--- RAW DATA ---

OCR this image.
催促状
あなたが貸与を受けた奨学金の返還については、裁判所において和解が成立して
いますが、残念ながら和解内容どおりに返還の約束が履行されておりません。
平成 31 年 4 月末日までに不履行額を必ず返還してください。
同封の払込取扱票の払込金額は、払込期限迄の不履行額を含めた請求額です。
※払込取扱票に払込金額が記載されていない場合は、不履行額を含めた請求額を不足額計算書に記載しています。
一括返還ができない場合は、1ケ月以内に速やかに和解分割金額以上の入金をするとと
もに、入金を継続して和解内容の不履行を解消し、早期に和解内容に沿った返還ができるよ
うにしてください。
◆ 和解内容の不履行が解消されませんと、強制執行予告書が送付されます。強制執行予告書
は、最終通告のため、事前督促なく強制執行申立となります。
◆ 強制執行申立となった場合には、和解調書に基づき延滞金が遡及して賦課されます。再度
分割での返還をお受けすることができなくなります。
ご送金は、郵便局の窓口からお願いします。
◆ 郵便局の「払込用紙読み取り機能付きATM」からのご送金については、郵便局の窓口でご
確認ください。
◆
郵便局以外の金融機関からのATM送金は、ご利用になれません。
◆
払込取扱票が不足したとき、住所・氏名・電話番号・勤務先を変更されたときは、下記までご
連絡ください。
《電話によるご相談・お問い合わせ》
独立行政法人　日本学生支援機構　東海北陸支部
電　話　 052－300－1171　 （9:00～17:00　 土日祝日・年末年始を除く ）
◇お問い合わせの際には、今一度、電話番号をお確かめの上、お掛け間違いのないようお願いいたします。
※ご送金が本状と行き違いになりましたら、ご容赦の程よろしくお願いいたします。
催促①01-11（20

--- SET EXERCISE ---
Output all of the material, please, exactly as it stands.

--- SOLVED EXERCISE ---
OCR this image.
催促状
あなたが貸与を受けた奨学金の返還については、裁判所において和解が成立して
いますが、残念ながら和解内容どおりに返還の約束が履行されておりません。
平成 31 年 4 月末日までに不履行額を必ず返還してください。
同封の払込取扱票の払込金額は、払込期限迄の不履行額を含めた請求額です。
※払込取扱票に払込金額が記載されていない場合は、不履行額を含めた請求額を不足額計算書に記載しています。
一括返還ができない場合は、1ケ月以内に速やかに和解分割金額以上の入金をするとと
もに、入金を継続して和解内容の不履行を解消し、早期に和解内容に沿った返還ができるよ
うにしてください。
◆ 和解内容の不履行が解消されませんと、強制執行予告書が送付されます。強制執行予告書
は、最終通告のため、事前督促なく強制執行申立となります。
◆ 強制執行申立となった場合には、和解調書に基づき延滞金が遡及して賦課されます。再度
分割での返還をお受けすることができなくなります。
ご送金は、郵便局の窓口からお願いします。
◆ 郵便局の「払込用紙読み取り機能付きATM」からのご送金については、郵便局の窓口でご
確認ください。
◆
郵便局以外の金融機関からのATM送金は、ご利用になれません。
◆
払込取扱票が不足したとき、住所・氏名・電話番号・勤務先を変更されたときは、下記までご
連絡ください。
《電話によるご相談・お問い合わせ》
独立行政法人　日本学生支援機構　東海北陸支部
電　話　 052－300－1171　 （9:00～17:00　 土日祝日・年末年始を除く ）
◇お問い合わせの際には、今一度、電話番号をお確かめの上、お掛け間違いのないようお願いいたします。
※ご送金が本状と行き違いになりましたら、ご容赦の程よろしくお願いいたします。
催促①01-11（20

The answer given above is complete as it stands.